> **Stated goal**: Transcribe every line exactly and omit anything that is a picture.

[Dataset excerpts]
>>
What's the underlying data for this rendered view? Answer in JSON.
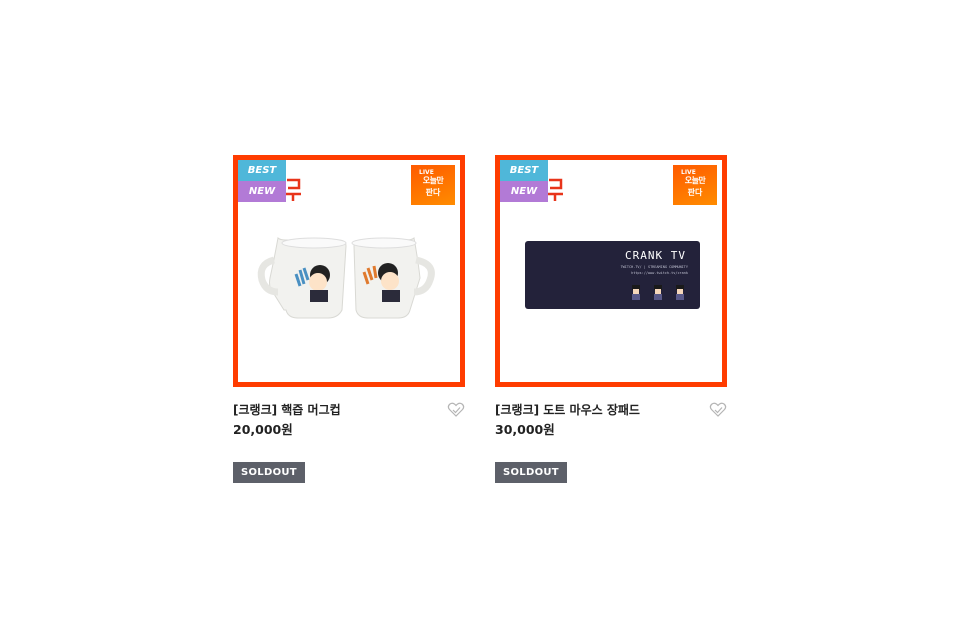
{
  "products": [
    {
      "badges": {
        "best": "BEST",
        "new": "NEW"
      },
      "sticker": {
        "top": "LIVE",
        "line1": "오늘만",
        "line2": "판다"
      },
      "name": "[크랭크] 핵즙 머그컵",
      "price": "20,000원",
      "status": "SOLDOUT"
    },
    {
      "badges": {
        "best": "BEST",
        "new": "NEW"
      },
      "sticker": {
        "top": "LIVE",
        "line1": "오늘만",
        "line2": "판다"
      },
      "name": "[크랭크] 도트 마우스 장패드",
      "price": "30,000원",
      "status": "SOLDOUT",
      "pad": {
        "title": "CRANK TV",
        "sub1": "TWITCH.TV/ | STREAMING COMMUNITY",
        "sub2": "https://www.twitch.tv/crank"
      }
    }
  ],
  "colors": {
    "frame": "#ff3c00",
    "best": "#4fb7d9",
    "new": "#b27ad6",
    "soldout": "#5d6069"
  },
  "icons": {
    "wish": "heart-icon"
  }
}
<<
> **Answer in full**:
What's the underlying data for this rendered view? Answer in JSON.
{
  "products": [
    {
      "badges": {
        "best": "BEST",
        "new": "NEW"
      },
      "sticker": {
        "top": "LIVE",
        "line1": "오늘만",
        "line2": "판다"
      },
      "name": "[크랭크] 핵즙 머그컵",
      "price": "20,000원",
      "status": "SOLDOUT"
    },
    {
      "badges": {
        "best": "BEST",
        "new": "NEW"
      },
      "sticker": {
        "top": "LIVE",
        "line1": "오늘만",
        "line2": "판다"
      },
      "name": "[크랭크] 도트 마우스 장패드",
      "price": "30,000원",
      "status": "SOLDOUT",
      "pad": {
        "title": "CRANK TV",
        "sub1": "TWITCH.TV/ | STREAMING COMMUNITY",
        "sub2": "https://www.twitch.tv/crank"
      }
    }
  ],
  "colors": {
    "frame": "#ff3c00",
    "best": "#4fb7d9",
    "new": "#b27ad6",
    "soldout": "#5d6069"
  },
  "icons": {
    "wish": "heart-icon"
  }
}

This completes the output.